INPUT:
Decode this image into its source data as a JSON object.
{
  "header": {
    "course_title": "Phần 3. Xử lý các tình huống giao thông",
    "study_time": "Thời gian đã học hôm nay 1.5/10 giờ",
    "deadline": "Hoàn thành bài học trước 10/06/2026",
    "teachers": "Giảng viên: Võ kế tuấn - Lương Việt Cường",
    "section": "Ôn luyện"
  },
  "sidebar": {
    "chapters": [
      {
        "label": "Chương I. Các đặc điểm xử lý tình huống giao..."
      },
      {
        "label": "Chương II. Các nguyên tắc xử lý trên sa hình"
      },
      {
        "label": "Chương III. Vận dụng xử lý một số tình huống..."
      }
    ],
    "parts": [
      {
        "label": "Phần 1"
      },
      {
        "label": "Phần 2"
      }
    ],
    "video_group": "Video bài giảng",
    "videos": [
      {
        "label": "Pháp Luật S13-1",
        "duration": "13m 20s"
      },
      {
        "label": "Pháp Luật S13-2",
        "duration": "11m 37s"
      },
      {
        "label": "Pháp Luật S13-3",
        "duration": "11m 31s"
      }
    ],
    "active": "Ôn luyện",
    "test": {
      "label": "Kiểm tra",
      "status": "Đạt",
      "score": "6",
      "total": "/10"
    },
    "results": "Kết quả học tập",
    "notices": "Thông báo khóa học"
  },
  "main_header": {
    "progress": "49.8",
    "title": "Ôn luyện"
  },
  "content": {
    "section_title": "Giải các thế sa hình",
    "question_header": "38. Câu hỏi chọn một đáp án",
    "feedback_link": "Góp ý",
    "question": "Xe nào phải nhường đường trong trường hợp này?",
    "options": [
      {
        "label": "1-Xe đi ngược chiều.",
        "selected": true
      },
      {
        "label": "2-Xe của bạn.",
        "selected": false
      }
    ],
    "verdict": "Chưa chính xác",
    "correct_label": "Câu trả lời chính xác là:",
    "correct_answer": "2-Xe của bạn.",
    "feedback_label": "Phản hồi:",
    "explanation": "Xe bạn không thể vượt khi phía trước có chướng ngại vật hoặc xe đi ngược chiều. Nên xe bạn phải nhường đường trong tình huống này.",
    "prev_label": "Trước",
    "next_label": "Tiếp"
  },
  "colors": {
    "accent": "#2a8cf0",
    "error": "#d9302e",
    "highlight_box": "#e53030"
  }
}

STATED EXERCISE:
Locate the word "tình" in the records and collect each line it appears in.

OUTPUT OF THE TASK:
    "course_title": "Phần 3. Xử lý các tình huống giao thông",
        "label": "Chương I. Các đặc điểm xử lý tình huống giao..."
        "label": "Chương III. Vận dụng xử lý một số tình huống..."
    "explanation": "Xe bạn không thể vượt khi phía trước có chướng ngại vật hoặc xe đi ngược chiều. Nên xe bạn phải nhường đường trong tình huống này.",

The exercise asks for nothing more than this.